- [Exercise]: Report, word for word, every line of the material that contains "title".

(Dataset rows)
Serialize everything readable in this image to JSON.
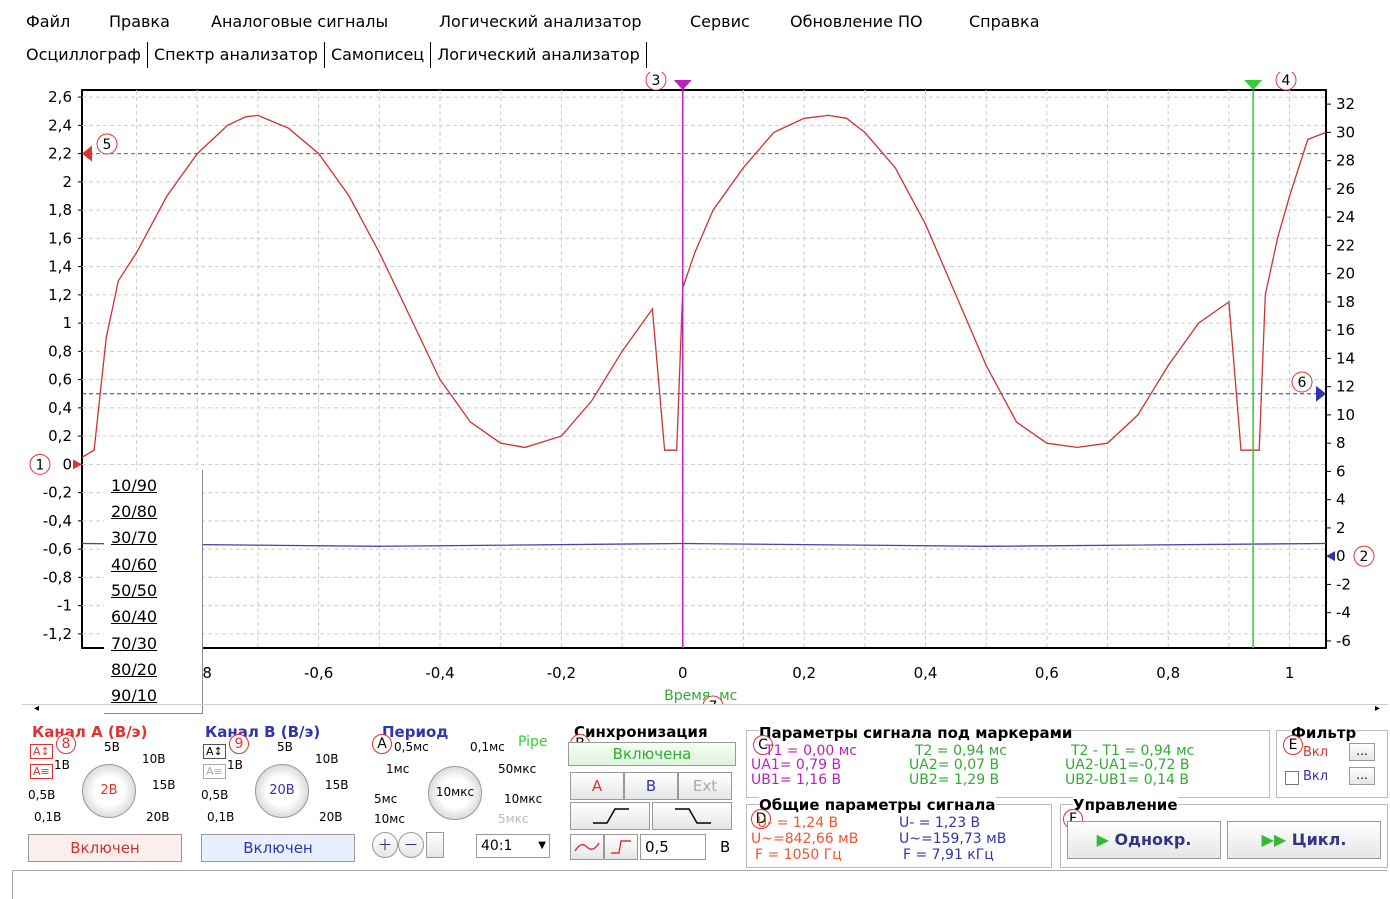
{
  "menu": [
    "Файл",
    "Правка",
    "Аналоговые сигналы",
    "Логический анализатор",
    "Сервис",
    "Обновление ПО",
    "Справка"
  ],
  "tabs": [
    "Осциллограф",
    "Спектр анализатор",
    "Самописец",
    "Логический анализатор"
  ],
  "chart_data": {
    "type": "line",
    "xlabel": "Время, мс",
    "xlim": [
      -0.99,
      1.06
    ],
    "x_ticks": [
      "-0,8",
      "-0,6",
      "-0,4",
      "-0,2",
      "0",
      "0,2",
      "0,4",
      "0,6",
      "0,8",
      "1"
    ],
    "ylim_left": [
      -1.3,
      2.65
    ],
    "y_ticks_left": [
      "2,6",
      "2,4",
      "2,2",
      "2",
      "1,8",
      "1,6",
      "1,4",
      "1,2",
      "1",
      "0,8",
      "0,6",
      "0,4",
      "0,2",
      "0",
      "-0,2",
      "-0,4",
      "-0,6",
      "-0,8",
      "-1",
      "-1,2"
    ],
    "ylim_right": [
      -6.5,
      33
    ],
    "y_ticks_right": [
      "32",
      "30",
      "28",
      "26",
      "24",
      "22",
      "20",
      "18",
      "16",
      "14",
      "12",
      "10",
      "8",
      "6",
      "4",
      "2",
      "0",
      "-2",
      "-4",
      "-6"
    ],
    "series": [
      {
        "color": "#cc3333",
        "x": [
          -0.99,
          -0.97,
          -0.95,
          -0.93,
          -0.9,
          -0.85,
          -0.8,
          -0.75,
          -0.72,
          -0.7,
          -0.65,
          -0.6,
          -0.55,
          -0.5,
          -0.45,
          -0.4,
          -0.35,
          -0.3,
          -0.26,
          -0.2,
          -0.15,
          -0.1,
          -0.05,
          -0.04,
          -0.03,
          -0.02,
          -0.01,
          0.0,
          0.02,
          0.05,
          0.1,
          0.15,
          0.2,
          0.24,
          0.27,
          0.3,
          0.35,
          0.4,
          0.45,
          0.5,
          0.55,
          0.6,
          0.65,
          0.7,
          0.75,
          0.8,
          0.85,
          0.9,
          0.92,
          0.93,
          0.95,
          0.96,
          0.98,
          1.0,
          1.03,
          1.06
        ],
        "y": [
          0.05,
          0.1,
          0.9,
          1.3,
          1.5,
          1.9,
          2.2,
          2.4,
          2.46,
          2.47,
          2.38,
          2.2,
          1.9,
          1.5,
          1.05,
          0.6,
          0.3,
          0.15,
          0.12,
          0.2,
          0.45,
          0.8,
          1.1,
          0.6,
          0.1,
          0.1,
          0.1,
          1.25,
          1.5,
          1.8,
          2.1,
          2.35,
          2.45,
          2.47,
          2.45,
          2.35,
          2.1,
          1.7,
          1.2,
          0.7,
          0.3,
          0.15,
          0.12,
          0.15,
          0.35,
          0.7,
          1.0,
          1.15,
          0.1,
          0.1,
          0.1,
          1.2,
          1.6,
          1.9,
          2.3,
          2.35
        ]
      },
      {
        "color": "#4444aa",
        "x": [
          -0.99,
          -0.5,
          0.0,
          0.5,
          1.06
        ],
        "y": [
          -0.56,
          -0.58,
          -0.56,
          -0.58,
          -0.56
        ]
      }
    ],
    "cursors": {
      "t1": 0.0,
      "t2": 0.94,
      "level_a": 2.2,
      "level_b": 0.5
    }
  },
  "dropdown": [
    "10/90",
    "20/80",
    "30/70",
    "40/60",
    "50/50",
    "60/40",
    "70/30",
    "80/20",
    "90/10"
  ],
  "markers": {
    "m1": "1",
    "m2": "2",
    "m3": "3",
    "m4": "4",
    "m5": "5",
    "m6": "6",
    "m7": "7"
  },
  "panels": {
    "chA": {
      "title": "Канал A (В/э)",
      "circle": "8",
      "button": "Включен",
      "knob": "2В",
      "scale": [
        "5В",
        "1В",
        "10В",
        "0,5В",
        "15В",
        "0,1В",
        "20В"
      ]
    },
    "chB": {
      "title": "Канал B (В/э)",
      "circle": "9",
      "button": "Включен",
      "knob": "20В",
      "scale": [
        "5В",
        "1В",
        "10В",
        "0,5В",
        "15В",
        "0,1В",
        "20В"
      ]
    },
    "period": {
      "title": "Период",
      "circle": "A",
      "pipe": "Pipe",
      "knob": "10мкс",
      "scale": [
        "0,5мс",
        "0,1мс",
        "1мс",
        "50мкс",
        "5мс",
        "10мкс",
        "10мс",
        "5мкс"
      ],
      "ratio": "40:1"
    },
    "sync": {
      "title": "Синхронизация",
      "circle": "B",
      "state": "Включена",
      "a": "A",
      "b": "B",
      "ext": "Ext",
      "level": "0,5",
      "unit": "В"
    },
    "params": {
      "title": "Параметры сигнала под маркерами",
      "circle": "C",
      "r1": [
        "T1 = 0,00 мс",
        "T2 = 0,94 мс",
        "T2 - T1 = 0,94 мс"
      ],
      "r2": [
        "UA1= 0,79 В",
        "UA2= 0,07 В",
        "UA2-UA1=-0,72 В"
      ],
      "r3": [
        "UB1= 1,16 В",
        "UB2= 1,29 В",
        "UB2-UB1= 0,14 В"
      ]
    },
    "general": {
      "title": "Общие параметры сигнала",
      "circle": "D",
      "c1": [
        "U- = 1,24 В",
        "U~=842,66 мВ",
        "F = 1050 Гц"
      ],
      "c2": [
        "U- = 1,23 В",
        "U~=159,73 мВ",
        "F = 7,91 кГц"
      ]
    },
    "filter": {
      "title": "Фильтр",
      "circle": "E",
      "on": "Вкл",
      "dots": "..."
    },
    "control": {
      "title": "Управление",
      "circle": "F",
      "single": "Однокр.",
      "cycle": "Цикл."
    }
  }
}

- [Solution]:
      "title": "Канал A (В/э)",
      "title": "Канал B (В/э)",
      "title": "Период",
      "title": "Синхронизация",
      "title": "Параметры сигнала под маркерами",
      "title": "Общие параметры сигнала",
      "title": "Фильтр",
      "title": "Управление",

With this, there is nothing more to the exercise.